▶

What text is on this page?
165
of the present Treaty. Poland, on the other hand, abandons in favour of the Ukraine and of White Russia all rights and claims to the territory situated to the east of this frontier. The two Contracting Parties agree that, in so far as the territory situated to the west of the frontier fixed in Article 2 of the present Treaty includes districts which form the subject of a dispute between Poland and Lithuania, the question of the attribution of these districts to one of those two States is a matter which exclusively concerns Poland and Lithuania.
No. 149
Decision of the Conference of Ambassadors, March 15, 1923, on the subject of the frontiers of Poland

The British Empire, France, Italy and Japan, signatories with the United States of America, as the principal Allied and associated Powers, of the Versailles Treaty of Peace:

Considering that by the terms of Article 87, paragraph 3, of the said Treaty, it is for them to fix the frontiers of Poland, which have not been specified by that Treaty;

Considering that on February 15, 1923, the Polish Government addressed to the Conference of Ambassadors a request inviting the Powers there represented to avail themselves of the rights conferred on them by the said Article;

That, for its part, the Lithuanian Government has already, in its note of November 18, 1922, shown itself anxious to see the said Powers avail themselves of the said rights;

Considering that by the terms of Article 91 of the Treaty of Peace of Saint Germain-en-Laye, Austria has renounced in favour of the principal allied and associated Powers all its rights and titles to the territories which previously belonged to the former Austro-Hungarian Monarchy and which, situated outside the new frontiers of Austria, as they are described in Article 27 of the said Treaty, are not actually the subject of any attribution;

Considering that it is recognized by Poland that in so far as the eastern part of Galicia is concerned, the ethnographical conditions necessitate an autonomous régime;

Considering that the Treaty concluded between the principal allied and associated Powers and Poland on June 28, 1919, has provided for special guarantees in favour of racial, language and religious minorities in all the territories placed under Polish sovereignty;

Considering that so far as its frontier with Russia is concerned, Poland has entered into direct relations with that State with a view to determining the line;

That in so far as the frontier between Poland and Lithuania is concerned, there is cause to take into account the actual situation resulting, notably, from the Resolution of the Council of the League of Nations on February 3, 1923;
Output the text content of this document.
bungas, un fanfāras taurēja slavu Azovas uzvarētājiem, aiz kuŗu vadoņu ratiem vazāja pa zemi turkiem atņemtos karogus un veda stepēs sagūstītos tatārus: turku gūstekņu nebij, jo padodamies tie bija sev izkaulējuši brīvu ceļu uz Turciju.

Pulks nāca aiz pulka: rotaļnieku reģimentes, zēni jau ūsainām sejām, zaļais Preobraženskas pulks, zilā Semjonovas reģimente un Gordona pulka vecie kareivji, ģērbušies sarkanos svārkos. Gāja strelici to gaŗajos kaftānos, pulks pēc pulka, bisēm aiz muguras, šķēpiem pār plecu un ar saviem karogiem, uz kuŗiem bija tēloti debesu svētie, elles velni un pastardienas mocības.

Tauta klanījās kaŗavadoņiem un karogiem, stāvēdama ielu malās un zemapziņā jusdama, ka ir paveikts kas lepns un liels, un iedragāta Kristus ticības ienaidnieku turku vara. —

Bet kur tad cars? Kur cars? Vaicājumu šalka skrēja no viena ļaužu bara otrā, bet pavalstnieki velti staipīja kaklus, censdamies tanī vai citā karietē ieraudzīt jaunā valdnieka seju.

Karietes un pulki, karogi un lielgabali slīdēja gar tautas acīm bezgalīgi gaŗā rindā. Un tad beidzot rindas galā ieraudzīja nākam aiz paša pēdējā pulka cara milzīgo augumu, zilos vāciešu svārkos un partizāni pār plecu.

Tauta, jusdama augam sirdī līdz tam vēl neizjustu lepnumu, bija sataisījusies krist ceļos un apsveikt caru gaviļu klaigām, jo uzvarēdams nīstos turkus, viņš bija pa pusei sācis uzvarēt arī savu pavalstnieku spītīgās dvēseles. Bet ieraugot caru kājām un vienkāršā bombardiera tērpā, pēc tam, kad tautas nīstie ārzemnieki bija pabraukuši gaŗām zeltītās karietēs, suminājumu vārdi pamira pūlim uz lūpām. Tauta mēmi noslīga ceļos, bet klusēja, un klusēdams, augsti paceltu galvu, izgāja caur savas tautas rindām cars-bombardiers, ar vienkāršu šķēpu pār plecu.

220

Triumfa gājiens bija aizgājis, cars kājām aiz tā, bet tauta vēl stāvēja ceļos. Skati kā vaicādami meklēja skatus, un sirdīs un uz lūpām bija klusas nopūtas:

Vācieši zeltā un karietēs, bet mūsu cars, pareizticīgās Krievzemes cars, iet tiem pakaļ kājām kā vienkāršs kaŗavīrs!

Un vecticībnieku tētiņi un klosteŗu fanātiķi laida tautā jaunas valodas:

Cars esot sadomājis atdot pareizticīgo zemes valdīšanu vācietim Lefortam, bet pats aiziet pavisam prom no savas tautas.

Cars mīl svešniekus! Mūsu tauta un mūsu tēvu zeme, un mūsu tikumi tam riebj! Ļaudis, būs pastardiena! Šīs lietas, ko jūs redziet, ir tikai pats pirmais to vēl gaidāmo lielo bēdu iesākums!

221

◀

- DIRECTIONS
Search the preceding listing for the word "frontiers" and pull out every line that holds it.

- REPLY TO THE TASK
Decision of the Conference of Ambassadors, March 15, 1923, on the subject of the frontiers of Poland
Considering that by the terms of Article 87, paragraph 3, of the said Treaty, it is for them to fix the frontiers of Poland, which have not been specified by that Treaty;
Considering that by the terms of Article 91 of the Treaty of Peace of Saint Germain-en-Laye, Austria has renounced in favour of the principal allied and associated Powers all its rights and titles to the territories which previously belonged to the former Austro-Hungarian Monarchy and which, situated outside the new frontiers of Austria, as they are described in Article 27 of the said Treaty, are not actually the subject of any attribution;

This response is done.